* EXERCISE DIRECTIONS *
In the entries, find all lines that hold the word "name" and copy them.

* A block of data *

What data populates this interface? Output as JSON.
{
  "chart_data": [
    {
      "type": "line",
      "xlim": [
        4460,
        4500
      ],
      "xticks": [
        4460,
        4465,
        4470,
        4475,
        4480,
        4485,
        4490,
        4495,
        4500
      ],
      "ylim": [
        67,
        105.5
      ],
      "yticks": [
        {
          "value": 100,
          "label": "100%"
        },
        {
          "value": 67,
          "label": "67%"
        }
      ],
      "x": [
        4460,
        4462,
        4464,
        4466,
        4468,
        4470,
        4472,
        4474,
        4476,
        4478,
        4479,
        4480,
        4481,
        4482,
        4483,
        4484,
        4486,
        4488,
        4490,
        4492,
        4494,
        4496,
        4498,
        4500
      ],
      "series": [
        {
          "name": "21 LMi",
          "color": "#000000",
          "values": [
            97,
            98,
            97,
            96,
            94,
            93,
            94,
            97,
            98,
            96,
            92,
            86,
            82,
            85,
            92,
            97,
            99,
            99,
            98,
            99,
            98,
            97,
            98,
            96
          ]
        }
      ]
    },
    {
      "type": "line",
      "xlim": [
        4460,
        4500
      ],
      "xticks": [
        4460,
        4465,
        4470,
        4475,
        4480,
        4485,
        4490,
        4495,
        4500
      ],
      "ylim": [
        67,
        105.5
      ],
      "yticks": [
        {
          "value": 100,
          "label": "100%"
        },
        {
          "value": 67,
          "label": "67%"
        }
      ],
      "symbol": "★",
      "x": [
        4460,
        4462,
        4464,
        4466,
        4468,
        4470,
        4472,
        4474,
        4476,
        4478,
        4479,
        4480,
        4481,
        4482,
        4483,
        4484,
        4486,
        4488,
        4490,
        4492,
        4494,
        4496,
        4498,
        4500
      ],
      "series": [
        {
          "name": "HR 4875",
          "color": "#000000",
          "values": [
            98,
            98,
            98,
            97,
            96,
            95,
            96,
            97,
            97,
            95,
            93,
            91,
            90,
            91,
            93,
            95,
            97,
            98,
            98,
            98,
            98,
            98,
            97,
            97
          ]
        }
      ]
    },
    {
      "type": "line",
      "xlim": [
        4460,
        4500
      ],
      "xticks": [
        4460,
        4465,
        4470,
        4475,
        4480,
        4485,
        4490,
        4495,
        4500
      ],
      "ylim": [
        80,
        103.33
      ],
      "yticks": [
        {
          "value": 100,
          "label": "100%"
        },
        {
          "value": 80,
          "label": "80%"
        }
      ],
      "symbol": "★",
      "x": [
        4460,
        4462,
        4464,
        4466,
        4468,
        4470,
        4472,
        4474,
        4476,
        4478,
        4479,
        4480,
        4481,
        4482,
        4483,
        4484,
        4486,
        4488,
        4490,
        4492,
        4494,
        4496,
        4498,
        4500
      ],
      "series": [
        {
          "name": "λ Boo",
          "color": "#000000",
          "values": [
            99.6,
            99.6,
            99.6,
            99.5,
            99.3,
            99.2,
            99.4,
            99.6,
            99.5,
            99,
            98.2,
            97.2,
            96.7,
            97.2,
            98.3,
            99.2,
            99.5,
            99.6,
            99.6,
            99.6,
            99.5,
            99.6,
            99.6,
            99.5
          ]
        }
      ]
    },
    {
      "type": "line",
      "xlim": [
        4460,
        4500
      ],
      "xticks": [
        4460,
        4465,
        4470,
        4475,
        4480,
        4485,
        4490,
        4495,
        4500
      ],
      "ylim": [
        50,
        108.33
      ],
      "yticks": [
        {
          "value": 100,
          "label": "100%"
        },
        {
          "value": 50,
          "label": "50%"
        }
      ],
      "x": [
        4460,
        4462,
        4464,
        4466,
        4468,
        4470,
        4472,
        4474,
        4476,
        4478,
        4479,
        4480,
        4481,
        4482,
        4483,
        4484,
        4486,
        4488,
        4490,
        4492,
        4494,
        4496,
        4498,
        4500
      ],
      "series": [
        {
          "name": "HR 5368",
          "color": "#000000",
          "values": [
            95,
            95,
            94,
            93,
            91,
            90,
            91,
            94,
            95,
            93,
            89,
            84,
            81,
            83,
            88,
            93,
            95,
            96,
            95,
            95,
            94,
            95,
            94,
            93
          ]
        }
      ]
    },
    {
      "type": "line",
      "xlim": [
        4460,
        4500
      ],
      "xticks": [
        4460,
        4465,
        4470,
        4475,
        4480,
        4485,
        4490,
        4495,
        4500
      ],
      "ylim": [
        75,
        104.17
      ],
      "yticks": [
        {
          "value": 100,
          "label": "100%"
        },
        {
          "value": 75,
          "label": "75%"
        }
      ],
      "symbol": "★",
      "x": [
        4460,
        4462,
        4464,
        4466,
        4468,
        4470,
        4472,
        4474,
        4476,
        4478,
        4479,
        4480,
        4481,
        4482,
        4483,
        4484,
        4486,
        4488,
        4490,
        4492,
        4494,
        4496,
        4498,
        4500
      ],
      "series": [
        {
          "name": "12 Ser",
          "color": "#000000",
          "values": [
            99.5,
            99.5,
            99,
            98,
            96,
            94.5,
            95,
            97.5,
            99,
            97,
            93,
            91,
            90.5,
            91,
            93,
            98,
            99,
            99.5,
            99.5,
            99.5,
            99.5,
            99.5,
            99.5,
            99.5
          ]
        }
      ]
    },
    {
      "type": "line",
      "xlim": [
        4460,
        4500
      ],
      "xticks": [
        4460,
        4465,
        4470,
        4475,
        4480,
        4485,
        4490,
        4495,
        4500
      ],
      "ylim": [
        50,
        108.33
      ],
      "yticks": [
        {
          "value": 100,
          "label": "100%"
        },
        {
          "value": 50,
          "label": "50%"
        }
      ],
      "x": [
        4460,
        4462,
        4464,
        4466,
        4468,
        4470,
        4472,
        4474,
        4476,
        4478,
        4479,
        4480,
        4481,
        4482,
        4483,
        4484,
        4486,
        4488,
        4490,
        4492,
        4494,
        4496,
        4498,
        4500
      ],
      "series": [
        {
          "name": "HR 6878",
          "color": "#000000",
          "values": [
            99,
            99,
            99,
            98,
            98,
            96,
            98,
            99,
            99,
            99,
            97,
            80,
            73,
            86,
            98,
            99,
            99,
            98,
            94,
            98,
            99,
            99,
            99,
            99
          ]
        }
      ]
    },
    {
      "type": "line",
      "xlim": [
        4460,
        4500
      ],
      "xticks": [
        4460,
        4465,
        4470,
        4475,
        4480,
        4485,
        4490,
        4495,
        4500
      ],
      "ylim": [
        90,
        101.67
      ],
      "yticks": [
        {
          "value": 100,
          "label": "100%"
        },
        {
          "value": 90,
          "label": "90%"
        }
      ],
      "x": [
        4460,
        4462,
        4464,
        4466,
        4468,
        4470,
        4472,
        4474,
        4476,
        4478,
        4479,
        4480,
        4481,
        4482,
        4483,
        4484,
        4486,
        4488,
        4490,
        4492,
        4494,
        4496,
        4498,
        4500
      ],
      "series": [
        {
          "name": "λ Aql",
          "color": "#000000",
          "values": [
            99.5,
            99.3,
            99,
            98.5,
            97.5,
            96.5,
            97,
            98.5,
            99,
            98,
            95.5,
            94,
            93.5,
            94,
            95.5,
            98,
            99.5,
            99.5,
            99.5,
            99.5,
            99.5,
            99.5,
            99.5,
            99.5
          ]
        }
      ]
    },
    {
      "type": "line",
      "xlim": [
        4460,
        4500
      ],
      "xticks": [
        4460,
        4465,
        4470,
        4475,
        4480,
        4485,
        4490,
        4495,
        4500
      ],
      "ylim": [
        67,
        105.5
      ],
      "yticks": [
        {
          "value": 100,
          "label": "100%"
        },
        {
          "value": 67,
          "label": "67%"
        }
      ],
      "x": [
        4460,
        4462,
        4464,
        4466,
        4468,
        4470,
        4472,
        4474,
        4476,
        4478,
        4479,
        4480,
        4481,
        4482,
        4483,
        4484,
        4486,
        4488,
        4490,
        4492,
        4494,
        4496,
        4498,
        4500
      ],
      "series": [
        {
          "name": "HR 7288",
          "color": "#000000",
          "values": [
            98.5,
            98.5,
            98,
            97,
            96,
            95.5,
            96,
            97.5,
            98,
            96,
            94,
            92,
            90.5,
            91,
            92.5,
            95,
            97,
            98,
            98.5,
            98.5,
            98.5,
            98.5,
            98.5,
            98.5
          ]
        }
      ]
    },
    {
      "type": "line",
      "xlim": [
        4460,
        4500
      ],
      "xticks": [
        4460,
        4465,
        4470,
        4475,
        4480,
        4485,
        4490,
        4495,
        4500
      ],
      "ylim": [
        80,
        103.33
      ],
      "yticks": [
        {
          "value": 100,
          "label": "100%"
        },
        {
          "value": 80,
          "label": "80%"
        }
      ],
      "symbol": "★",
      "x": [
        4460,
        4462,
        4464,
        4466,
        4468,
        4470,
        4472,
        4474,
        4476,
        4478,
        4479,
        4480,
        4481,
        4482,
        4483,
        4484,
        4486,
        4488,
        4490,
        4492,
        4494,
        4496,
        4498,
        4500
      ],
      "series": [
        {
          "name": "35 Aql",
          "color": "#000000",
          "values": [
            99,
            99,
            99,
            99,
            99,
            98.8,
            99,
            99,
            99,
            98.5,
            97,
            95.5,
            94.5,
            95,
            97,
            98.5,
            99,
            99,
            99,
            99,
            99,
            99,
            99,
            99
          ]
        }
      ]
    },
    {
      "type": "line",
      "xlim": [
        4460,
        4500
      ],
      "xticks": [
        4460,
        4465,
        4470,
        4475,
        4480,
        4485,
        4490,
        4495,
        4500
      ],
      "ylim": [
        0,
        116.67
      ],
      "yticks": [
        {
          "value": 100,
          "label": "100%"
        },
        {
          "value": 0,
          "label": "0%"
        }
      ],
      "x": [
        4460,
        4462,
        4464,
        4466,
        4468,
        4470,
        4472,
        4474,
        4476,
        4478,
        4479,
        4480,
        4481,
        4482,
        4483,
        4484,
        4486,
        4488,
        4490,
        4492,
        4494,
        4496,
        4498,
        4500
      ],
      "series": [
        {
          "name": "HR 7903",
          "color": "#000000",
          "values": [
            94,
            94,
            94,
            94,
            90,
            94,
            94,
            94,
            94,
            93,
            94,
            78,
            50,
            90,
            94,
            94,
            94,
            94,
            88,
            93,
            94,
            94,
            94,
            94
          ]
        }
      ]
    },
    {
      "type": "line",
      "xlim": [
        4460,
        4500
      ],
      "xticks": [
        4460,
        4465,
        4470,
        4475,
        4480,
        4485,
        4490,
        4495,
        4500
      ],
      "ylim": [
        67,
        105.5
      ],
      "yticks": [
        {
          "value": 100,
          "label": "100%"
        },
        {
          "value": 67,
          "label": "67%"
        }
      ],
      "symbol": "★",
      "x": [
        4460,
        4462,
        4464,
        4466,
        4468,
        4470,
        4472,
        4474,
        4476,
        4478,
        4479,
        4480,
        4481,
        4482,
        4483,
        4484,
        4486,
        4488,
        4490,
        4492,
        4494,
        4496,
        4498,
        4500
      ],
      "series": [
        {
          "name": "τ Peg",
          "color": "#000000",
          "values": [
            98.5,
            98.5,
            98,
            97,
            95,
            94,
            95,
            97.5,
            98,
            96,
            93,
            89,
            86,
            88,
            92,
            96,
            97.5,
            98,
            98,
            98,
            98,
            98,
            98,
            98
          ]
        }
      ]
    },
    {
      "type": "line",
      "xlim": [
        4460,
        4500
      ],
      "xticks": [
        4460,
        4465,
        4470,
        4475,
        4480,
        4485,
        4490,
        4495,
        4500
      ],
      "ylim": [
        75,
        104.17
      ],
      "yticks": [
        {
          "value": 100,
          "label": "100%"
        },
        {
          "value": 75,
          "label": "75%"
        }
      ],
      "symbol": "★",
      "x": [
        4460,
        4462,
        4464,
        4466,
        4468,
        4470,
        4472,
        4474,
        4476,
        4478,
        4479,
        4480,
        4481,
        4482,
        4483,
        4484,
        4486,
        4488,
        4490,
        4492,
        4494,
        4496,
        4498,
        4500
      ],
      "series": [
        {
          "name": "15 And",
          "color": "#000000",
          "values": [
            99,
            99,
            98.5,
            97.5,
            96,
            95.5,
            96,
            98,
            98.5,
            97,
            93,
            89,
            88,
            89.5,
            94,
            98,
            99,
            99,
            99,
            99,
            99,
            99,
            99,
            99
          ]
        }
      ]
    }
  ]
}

* RESULT OF THIS EXERCISE *
          "name": "21 LMi",
          "name": "HR 4875",
          "name": "λ Boo",
          "name": "HR 5368",
          "name": "12 Ser",
          "name": "HR 6878",
          "name": "λ Aql",
          "name": "HR 7288",
          "name": "35 Aql",
          "name": "HR 7903",
          "name": "τ Peg",
          "name": "15 And",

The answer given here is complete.